**Listed records:**
============

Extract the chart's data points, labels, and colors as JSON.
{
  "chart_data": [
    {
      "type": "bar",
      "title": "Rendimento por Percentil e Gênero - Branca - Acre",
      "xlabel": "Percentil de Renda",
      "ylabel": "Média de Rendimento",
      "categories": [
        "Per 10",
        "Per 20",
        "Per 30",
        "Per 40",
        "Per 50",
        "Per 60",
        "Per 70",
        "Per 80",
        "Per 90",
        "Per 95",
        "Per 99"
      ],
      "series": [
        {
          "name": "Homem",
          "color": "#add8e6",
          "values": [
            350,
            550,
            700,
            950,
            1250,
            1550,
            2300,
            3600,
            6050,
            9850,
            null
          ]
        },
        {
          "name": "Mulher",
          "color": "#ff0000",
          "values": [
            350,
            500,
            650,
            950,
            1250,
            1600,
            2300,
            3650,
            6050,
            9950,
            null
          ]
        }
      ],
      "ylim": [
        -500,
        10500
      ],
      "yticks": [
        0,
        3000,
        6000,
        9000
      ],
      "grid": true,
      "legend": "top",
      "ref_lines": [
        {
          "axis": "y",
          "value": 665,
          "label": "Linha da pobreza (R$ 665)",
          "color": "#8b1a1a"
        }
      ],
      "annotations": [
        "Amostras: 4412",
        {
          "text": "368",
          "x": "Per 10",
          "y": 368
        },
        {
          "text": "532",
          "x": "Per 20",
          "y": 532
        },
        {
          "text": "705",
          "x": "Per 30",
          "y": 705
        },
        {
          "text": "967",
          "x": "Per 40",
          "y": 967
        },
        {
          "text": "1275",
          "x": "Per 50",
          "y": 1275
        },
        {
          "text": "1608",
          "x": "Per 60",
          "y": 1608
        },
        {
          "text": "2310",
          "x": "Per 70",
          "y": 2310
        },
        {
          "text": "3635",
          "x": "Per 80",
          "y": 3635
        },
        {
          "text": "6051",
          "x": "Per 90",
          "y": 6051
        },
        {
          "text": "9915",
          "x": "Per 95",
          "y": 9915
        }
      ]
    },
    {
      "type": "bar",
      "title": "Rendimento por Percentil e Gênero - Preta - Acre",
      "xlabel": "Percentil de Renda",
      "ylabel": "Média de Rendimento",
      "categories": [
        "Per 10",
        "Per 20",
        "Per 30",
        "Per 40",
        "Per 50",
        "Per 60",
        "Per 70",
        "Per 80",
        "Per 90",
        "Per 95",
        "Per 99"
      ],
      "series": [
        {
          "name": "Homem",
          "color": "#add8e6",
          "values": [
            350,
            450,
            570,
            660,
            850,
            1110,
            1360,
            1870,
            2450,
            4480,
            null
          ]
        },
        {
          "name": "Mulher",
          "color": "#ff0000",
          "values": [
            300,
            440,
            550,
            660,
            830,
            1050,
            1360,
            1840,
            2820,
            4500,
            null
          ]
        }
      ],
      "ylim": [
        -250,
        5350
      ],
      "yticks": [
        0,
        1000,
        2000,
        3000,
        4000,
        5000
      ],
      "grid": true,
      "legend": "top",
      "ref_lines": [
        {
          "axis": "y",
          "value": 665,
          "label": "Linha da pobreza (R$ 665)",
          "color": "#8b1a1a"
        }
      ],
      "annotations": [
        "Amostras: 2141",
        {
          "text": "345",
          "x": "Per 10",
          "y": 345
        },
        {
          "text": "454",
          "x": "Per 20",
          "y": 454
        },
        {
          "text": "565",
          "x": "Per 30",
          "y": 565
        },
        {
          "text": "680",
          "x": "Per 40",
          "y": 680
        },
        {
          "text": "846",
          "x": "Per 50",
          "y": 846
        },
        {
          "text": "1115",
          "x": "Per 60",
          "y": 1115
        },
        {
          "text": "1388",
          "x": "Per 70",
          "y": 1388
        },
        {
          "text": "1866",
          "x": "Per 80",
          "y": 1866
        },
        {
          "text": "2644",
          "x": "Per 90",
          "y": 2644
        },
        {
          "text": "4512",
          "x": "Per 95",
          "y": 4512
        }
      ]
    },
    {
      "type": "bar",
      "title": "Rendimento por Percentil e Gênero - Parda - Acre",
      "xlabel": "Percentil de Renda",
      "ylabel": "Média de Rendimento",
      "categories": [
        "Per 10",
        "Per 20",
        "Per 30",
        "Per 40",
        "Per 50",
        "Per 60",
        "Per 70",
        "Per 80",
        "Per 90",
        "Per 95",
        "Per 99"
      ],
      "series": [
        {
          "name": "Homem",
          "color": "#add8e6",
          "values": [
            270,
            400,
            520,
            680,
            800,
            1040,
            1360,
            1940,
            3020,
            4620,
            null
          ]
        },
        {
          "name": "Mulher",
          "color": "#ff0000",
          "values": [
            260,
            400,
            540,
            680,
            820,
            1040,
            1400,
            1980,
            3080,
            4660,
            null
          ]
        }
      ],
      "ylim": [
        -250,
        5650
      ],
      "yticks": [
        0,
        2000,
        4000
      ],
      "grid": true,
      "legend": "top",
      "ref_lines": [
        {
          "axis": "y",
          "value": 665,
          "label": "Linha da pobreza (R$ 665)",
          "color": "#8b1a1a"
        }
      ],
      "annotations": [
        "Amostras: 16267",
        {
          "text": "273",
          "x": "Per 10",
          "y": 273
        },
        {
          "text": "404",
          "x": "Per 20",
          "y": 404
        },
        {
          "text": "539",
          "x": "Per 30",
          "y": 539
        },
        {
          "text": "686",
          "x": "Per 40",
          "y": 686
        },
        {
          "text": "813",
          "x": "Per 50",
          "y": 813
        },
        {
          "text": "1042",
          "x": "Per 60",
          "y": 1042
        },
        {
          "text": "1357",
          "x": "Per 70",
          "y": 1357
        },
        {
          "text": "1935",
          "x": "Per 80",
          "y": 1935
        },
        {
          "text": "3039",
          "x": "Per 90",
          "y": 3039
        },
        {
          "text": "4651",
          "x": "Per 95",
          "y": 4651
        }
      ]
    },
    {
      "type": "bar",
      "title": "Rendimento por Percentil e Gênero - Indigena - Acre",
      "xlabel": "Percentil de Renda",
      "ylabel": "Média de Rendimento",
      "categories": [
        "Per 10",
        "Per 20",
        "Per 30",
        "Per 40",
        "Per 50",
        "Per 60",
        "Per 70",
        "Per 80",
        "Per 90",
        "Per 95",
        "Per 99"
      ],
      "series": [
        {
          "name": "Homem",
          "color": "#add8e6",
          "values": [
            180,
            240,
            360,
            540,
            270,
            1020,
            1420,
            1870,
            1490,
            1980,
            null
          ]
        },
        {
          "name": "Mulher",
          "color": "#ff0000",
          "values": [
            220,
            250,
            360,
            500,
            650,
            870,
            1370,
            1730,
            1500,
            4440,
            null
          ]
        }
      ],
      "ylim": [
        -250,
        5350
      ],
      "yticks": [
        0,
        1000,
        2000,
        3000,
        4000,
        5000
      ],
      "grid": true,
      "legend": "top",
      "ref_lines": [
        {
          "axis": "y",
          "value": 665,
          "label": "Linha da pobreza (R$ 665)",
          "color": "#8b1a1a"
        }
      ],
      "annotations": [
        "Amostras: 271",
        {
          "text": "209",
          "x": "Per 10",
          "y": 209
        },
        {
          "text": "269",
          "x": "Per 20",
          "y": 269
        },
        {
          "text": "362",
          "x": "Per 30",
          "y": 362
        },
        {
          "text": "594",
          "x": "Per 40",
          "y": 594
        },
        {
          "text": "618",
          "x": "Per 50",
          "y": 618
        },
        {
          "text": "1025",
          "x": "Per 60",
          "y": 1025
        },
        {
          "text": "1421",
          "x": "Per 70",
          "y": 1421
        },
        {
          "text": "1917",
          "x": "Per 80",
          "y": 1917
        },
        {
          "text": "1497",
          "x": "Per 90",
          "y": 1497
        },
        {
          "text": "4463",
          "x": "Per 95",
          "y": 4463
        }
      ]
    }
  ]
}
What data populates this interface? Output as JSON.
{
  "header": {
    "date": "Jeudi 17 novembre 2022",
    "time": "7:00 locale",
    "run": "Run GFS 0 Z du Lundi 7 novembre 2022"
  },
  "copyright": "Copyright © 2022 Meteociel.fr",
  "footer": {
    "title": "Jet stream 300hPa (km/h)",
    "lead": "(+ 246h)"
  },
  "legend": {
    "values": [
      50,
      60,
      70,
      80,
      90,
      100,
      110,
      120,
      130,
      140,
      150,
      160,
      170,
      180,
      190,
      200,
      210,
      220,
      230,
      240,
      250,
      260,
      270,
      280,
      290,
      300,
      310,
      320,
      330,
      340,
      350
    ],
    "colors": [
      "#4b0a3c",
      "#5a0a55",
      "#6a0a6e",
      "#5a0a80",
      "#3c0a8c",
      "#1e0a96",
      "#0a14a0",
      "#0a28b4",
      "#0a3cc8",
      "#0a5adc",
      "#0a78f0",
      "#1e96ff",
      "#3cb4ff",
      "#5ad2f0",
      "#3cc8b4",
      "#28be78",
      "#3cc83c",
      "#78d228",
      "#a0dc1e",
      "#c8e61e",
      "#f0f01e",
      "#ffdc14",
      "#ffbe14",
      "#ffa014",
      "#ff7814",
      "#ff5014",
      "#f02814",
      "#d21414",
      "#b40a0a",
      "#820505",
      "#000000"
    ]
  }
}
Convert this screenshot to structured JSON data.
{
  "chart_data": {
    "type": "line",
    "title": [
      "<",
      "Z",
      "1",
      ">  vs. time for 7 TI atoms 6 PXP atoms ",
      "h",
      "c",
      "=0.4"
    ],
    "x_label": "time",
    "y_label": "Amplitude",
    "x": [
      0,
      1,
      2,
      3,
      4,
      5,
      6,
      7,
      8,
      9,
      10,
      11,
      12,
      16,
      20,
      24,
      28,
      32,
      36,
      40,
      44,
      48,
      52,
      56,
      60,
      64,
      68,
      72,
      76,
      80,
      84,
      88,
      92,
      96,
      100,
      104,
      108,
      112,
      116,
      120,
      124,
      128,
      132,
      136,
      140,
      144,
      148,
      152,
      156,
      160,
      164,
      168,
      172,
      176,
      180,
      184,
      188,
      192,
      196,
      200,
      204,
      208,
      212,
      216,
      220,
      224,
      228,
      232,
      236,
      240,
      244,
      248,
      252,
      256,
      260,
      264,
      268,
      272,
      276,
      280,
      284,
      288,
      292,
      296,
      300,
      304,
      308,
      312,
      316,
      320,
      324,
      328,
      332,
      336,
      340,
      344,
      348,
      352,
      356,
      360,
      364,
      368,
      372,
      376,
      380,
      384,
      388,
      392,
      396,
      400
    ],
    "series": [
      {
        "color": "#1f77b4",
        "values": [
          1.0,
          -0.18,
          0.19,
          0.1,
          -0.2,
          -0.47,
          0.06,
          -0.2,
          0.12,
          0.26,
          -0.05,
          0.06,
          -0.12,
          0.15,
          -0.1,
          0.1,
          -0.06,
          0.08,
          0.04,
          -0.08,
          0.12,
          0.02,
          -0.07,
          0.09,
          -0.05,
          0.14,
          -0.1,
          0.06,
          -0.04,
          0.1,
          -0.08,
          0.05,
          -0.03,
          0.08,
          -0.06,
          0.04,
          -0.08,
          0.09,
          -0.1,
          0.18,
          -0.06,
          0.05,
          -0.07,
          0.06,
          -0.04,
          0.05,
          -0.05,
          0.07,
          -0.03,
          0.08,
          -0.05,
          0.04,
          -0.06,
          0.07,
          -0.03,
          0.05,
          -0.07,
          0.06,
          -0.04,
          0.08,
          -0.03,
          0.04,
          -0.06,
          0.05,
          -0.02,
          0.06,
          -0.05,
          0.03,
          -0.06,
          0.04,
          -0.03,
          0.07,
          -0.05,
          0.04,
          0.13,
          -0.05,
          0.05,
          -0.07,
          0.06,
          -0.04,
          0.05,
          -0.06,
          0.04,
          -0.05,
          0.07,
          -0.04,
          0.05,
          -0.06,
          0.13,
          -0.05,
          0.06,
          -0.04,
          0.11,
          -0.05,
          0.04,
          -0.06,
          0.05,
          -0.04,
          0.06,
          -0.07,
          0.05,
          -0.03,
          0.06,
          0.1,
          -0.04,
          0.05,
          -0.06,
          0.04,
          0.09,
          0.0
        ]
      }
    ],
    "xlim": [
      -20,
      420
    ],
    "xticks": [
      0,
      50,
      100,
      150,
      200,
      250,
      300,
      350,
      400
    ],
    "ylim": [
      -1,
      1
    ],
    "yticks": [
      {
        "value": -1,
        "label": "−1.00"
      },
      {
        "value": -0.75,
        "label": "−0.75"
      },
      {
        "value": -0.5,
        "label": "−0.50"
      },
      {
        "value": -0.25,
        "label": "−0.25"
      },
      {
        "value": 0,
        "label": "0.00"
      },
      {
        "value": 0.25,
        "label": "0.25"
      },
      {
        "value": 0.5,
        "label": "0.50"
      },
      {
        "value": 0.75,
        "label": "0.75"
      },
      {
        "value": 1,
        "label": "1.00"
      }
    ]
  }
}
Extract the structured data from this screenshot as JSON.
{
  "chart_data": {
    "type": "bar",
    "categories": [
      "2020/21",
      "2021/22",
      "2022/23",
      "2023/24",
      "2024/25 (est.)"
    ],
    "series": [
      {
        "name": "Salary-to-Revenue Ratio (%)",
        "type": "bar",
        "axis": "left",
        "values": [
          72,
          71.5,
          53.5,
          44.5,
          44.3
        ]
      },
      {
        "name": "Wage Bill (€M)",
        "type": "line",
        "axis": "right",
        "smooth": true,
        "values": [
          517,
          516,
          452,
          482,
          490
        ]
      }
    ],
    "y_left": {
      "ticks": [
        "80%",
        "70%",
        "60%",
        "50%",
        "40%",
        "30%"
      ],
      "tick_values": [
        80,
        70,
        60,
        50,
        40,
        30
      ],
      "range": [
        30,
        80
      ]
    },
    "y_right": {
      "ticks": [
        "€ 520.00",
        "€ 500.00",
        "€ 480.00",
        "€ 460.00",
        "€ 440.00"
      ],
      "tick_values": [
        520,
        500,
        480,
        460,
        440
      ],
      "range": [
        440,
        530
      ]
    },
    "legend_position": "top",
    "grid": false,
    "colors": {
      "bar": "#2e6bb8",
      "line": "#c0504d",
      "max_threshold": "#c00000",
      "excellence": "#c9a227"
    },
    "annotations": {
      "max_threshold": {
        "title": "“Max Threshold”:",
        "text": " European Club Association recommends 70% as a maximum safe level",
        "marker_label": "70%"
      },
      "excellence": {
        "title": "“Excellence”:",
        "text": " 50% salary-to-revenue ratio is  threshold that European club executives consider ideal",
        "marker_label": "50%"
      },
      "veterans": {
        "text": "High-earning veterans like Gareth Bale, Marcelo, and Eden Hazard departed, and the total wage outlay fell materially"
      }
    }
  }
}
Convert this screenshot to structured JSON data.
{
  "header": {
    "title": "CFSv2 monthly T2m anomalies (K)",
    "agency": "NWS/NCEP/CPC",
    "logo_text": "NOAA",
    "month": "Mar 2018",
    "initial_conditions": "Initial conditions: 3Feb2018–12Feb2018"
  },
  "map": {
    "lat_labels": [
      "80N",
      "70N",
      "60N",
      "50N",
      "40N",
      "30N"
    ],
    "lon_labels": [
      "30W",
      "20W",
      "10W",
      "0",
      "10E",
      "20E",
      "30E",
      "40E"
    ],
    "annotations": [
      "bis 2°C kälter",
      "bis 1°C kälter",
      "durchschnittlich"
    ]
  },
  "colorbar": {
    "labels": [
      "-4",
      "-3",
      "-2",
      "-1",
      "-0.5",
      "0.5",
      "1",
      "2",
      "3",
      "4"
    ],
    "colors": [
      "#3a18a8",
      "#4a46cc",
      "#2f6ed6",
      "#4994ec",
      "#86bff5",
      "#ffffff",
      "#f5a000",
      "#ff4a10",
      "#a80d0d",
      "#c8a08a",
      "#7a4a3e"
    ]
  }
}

============

**To be done:** Copy all lines from the listing that contain "JSON".

**Exercise result:**
Extract the chart's data points, labels, and colors as JSON.
What data populates this interface? Output as JSON.
Convert this screenshot to structured JSON data.
Extract the structured data from this screenshot as JSON.
Convert this screenshot to structured JSON data.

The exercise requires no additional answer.